+++ Information provided

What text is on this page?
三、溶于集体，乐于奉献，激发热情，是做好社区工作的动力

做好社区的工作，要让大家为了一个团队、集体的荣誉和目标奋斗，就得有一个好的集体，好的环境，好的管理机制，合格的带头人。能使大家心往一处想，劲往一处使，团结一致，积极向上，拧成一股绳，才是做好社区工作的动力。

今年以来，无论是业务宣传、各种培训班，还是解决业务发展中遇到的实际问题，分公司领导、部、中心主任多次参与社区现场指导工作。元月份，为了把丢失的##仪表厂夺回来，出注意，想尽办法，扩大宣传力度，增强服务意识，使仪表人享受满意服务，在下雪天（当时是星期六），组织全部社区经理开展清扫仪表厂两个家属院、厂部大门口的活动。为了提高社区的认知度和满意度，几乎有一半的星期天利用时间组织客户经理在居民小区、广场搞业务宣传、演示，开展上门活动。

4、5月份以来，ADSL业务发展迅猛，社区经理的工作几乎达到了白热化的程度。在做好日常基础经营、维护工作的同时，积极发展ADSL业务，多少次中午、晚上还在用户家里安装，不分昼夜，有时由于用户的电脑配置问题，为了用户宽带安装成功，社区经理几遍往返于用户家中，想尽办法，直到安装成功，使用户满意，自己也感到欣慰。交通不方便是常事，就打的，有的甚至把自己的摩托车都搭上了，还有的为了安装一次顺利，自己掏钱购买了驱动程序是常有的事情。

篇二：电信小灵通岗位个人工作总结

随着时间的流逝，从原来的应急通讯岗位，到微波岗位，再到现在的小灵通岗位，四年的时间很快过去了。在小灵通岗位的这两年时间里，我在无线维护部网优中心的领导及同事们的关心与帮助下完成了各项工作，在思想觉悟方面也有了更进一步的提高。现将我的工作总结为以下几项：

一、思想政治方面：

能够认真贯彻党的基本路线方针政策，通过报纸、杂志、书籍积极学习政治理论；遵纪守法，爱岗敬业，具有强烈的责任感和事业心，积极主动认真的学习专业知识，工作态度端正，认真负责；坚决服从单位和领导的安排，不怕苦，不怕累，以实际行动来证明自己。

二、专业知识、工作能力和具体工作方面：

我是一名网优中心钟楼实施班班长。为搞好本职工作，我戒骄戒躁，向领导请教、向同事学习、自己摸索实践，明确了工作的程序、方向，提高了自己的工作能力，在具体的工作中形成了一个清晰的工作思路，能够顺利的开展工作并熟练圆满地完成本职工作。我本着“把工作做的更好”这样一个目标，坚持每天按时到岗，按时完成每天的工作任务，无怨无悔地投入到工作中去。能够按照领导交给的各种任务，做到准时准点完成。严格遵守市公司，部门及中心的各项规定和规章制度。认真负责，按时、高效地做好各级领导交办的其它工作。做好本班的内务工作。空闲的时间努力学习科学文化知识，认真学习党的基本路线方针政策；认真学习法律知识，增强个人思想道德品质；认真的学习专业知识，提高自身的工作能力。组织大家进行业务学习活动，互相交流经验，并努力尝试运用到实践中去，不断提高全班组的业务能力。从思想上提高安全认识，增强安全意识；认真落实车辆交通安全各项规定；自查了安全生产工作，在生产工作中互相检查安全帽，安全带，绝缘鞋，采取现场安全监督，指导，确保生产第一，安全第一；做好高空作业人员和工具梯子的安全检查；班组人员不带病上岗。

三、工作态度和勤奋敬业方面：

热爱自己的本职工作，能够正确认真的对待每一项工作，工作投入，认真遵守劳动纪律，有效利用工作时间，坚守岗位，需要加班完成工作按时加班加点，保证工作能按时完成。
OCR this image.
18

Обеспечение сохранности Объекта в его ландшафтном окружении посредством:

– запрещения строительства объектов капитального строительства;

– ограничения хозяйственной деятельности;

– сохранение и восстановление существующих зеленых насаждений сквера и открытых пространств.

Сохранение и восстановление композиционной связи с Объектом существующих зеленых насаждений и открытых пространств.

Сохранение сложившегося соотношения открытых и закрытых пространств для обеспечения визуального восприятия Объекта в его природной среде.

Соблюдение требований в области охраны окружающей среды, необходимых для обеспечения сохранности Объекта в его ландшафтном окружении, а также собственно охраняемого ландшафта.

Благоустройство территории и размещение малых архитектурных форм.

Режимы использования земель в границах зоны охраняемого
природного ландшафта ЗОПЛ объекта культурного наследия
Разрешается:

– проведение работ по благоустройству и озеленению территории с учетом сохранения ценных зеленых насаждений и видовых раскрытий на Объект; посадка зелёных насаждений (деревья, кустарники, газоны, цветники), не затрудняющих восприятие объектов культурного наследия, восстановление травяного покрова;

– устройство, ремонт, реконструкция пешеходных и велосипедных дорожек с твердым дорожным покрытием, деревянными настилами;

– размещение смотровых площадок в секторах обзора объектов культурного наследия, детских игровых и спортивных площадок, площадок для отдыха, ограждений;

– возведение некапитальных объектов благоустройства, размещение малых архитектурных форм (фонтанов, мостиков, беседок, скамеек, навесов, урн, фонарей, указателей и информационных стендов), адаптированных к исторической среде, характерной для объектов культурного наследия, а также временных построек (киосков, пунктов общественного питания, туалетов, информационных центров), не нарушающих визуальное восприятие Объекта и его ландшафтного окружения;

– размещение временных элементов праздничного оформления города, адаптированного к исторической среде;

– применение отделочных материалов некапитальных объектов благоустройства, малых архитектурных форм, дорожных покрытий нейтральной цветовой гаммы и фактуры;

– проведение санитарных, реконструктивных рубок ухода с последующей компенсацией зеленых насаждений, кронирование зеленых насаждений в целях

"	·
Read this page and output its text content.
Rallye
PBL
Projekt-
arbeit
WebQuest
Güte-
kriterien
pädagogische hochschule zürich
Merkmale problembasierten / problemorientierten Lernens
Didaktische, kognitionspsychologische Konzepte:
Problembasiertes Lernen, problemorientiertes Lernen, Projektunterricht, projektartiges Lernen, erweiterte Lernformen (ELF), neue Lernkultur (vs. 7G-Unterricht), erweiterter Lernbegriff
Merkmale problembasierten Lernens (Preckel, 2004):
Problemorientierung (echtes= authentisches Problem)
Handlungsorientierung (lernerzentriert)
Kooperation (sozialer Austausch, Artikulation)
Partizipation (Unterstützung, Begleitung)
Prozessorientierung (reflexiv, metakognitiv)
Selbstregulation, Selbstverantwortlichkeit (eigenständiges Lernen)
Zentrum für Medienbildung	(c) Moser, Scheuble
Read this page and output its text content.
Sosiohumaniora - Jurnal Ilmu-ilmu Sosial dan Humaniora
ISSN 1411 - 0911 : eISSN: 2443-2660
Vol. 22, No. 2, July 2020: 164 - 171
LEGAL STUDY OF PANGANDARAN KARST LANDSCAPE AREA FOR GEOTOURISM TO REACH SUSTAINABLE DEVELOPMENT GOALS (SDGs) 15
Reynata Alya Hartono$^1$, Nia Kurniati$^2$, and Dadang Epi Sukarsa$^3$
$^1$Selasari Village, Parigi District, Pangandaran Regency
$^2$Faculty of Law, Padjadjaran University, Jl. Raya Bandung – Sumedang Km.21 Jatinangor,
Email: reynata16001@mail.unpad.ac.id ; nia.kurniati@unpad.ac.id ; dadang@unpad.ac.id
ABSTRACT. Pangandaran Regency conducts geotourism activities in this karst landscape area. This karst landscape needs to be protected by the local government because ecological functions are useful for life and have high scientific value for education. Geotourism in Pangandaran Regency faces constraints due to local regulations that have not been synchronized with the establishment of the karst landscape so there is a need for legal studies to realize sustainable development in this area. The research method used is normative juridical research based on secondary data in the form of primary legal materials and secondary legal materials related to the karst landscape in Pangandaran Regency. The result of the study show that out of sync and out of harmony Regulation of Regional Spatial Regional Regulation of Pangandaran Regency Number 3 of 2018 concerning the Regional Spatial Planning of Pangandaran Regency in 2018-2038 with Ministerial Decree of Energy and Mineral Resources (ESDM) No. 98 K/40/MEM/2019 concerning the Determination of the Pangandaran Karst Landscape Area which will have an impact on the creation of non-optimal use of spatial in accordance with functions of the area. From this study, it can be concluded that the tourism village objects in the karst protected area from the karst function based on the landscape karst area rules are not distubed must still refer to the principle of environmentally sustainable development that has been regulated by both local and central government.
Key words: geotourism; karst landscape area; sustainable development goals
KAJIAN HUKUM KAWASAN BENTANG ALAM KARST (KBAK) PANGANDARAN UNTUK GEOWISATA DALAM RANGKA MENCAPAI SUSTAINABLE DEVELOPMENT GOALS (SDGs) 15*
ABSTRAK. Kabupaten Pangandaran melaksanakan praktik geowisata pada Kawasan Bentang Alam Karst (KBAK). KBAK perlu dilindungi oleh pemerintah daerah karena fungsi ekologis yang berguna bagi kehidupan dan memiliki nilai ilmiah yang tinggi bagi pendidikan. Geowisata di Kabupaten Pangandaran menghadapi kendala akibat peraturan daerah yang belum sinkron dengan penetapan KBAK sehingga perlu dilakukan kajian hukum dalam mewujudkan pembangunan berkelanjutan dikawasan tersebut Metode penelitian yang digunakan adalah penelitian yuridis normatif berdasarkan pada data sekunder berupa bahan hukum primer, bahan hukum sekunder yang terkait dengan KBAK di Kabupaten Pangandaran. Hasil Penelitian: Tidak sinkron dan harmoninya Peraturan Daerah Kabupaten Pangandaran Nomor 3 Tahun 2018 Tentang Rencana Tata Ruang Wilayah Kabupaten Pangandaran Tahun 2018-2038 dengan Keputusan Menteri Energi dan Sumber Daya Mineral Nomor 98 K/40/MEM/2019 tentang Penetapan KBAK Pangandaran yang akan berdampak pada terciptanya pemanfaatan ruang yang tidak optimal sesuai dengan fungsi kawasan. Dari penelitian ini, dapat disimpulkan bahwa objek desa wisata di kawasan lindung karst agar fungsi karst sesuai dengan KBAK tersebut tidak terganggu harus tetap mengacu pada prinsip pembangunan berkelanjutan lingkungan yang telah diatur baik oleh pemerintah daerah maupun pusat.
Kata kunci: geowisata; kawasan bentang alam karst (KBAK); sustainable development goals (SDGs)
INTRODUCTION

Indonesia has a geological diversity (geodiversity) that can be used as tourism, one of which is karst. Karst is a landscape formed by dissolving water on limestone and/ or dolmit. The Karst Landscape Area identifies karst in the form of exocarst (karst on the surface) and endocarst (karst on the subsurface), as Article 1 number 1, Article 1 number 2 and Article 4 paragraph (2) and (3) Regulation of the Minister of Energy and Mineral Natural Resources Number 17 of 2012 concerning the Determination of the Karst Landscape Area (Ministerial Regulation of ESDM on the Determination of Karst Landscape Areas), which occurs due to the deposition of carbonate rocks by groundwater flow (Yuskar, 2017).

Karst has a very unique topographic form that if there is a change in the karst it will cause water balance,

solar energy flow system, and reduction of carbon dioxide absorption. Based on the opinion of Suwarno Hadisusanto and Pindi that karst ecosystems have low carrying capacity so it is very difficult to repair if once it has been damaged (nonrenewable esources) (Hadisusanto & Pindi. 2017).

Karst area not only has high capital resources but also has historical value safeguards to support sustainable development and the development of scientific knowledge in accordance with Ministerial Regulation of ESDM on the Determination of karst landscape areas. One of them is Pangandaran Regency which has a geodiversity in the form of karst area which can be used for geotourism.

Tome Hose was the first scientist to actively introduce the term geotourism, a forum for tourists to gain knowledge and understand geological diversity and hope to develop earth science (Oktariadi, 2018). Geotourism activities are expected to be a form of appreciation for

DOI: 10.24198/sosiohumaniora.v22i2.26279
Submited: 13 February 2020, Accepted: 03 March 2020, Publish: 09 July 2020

++++++

Pick out each line above that includes "малых" and show it.

Благоустройство территории и размещение малых архитектурных форм.
– возведение некапитальных объектов благоустройства, размещение малых архитектурных форм (фонтанов, мостиков, беседок, скамеек, навесов, урн, фонарей, указателей и информационных стендов), адаптированных к исторической среде, характерной для объектов культурного наследия, а также временных построек (киосков, пунктов общественного питания, туалетов, информационных центров), не нарушающих визуальное восприятие Объекта и его ландшафтного окружения;
– применение отделочных материалов некапитальных объектов благоустройства, малых архитектурных форм, дорожных покрытий нейтральной цветовой гаммы и фактуры;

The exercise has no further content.